Self-Stigma Beyond Mental Health

Although much of the research focuses on mental illness, self-stigma operates in similar ways across other health conditions. Women living with HIV, for example, report high levels of negative self-image tied to their status, including beliefs like “having HIV makes me a bad person” or persistent feelings of guilt. These women report higher levels of internalized stigma than men with HIV, and the effects ripple outward: internalized stigma can intensify isolation from social support systems, worsen depression, and even contribute to food insecurity by cutting people off from the networks and resources they need.

Stigma is also compounded by existing inequalities of class, race, gender, and sexuality. For someone who already faces marginalization on multiple fronts, internalizing stigma about a health condition adds another layer that multiplies the effects of all the others. Shame related to poverty, for instance, can increase vulnerability to internalizing HIV stigma by deepening negative feelings about oneself.

A Growing Problem

Self-stigma is not declining over time. A large meta-analysis covering nearly 200 studies and over 33,000 people found that self-stigma levels increased across all measured dimensions between 2005 and 2023. The increases ranged from small to large in magnitude.

One unexpected finding: people with milder mental health conditions experienced more severe self-stigma than those with more serious conditions. This may seem counterintuitive, but people with milder conditions are often more socially integrated and more exposed to public attitudes, making them more vulnerable to absorbing those attitudes. Geographically, the increases were most consistent in Asian regions, while trends in other parts of the world were more mixed.

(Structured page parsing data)

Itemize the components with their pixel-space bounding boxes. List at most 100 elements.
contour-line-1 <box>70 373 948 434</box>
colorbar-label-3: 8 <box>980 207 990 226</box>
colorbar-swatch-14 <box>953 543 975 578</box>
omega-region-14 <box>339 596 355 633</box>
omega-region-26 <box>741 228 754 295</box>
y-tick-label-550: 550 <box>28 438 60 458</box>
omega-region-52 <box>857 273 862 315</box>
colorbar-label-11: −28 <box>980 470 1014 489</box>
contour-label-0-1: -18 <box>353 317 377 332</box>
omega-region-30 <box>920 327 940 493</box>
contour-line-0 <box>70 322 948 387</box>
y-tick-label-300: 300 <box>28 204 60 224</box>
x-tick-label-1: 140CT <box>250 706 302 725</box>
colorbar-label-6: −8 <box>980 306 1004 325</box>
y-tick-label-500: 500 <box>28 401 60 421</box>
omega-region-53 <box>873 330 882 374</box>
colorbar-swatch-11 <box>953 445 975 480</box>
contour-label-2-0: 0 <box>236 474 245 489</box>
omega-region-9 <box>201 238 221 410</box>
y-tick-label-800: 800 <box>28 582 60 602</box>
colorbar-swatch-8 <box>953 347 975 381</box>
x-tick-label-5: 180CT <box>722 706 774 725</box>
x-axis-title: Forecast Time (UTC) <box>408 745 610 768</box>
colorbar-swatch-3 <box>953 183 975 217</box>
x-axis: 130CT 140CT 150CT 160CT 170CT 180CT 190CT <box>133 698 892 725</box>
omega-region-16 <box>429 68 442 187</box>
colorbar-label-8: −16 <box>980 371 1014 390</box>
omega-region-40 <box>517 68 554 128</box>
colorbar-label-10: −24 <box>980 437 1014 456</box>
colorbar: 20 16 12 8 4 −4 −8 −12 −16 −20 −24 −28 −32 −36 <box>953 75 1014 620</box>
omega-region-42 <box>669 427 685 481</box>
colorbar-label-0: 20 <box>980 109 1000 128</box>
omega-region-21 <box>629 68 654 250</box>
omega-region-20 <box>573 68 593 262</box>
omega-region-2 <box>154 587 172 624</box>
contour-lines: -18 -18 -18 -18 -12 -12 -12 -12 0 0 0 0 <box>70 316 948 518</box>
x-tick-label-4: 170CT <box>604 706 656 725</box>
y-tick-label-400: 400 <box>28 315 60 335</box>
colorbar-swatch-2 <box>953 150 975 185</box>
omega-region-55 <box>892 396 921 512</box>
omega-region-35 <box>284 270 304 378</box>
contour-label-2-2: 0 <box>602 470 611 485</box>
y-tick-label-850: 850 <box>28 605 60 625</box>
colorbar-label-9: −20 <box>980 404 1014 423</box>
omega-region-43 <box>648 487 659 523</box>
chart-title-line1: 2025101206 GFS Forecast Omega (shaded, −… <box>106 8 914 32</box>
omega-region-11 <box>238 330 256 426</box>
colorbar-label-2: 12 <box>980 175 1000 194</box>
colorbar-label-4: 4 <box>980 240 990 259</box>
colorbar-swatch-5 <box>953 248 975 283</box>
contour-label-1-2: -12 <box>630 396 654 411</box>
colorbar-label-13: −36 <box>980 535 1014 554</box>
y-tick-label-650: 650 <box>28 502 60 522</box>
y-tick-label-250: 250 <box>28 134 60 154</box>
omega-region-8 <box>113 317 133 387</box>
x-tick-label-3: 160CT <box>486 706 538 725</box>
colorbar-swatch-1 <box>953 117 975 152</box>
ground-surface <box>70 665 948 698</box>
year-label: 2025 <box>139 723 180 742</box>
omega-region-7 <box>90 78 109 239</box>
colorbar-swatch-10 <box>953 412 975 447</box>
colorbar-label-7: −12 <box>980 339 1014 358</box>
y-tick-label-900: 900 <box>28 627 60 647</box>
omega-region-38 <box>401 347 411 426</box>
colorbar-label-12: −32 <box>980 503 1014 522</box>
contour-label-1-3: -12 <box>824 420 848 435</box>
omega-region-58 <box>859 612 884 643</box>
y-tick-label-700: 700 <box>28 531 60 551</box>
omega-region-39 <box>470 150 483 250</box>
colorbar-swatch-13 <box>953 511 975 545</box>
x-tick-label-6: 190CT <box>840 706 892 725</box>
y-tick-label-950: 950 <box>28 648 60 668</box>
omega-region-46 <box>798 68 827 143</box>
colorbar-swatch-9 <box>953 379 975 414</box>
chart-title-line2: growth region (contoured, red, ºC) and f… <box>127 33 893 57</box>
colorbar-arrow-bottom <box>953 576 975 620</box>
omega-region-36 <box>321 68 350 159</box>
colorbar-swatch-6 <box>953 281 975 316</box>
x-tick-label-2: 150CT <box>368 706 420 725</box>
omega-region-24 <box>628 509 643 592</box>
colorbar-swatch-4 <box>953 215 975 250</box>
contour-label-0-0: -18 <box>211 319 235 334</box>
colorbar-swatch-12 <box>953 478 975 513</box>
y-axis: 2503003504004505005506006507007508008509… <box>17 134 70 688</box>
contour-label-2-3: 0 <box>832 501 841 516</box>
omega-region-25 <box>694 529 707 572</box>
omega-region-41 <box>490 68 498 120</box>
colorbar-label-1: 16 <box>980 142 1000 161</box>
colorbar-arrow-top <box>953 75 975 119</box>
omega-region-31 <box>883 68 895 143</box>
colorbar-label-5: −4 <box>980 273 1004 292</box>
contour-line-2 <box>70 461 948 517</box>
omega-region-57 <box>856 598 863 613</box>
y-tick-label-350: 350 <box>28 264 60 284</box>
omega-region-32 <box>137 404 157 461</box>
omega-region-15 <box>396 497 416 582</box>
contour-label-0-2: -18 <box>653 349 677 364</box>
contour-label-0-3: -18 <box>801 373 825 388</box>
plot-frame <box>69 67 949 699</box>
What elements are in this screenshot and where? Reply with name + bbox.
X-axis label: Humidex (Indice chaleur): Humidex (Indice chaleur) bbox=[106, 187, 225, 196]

■ Work task ■
Reproduce the self-stigma text word for word, starting at "Stigma is also" and ending at "large in magnitude.".

■ Exercise solution ■
Stigma is also compounded by existing inequalities of class, race, gender, and sexuality. For someone who already faces marginalization on multiple fronts, internalizing stigma about a health condition adds another layer that multiplies the effects of all the others. Shame related to poverty, for instance, can increase vulnerability to internalizing HIV stigma by deepening negative feelings about oneself.

A Growing Problem

Self-stigma is not declining over time. A large meta-analysis covering nearly 200 studies and over 33,000 people found that self-stigma levels increased across all measured dimensions between 2005 and 2023. The increases ranged from small to large in magnitude.